_Exercise objective:_ Look through the material below. Copy each line that contains the string "name".

_Dataset entries:_
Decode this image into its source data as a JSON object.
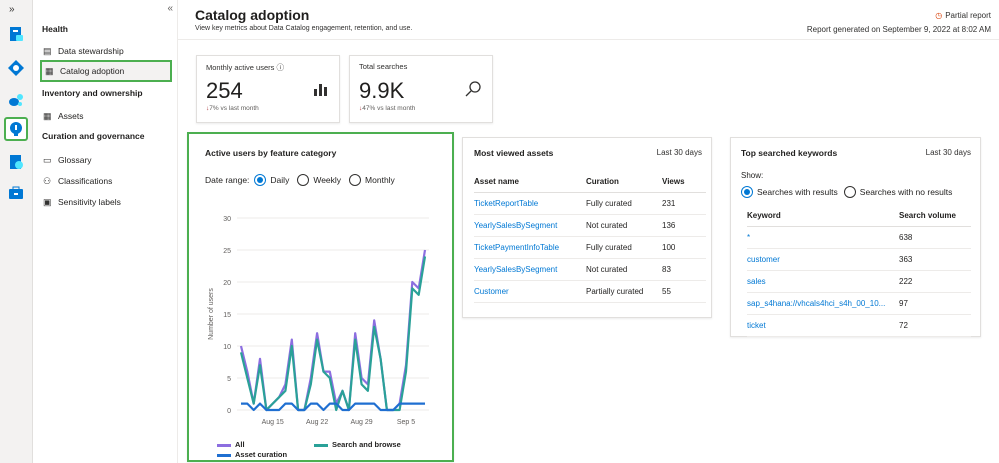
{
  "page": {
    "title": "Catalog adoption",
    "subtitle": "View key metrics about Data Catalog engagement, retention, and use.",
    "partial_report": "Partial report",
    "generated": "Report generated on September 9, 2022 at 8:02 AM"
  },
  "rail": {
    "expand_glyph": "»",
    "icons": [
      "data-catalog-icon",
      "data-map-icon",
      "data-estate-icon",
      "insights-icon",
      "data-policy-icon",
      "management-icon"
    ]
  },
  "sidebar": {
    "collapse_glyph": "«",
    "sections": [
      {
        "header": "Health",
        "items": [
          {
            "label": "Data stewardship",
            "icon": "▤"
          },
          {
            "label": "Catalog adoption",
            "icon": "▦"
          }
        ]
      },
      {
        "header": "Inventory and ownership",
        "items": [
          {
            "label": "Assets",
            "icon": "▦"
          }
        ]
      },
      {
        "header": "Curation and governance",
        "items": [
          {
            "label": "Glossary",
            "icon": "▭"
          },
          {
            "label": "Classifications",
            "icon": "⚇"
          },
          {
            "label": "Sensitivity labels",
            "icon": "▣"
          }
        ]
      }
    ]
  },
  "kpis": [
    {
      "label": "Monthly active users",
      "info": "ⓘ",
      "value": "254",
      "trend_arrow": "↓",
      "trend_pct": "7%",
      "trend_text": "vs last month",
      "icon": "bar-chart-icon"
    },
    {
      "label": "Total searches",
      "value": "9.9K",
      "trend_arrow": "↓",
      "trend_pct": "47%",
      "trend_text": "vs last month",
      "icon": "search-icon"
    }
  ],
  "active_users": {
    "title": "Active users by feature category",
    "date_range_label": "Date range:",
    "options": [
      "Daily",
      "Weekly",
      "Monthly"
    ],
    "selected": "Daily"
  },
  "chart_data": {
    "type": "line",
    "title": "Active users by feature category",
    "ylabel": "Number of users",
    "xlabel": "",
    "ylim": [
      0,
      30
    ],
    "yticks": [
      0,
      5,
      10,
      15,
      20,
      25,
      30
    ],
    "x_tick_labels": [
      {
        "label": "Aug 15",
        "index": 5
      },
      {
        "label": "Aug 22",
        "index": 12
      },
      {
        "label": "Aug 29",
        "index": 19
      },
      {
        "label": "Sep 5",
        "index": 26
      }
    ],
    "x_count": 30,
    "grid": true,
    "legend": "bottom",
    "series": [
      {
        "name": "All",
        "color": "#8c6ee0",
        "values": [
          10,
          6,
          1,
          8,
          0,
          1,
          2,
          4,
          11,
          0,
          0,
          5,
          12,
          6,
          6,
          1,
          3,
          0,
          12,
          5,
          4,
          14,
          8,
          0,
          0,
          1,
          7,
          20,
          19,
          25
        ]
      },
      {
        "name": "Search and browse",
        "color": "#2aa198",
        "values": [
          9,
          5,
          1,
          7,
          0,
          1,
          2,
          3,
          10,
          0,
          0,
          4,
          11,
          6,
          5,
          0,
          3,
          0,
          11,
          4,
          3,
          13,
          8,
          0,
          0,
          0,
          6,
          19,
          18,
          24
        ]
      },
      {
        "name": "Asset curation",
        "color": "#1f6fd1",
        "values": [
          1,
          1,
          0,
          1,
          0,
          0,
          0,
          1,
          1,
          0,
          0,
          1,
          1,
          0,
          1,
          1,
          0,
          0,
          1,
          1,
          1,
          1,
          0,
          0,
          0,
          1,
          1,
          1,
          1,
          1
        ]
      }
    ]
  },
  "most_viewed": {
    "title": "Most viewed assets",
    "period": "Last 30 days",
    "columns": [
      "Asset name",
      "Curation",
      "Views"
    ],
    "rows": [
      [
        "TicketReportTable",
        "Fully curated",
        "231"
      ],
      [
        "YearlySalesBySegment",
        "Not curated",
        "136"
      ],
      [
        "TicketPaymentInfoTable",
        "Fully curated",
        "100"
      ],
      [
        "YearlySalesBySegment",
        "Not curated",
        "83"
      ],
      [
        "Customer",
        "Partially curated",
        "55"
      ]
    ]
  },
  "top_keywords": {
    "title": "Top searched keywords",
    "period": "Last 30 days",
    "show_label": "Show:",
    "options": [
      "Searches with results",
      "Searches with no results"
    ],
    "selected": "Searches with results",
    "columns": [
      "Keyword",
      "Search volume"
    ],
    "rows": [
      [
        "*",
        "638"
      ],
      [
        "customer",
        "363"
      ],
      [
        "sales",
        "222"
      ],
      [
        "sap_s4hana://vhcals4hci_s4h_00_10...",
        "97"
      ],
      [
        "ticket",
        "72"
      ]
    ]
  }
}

_Solution below:_
        "name": "All",
        "name": "Search and browse",
        "name": "Asset curation",
      "Asset name",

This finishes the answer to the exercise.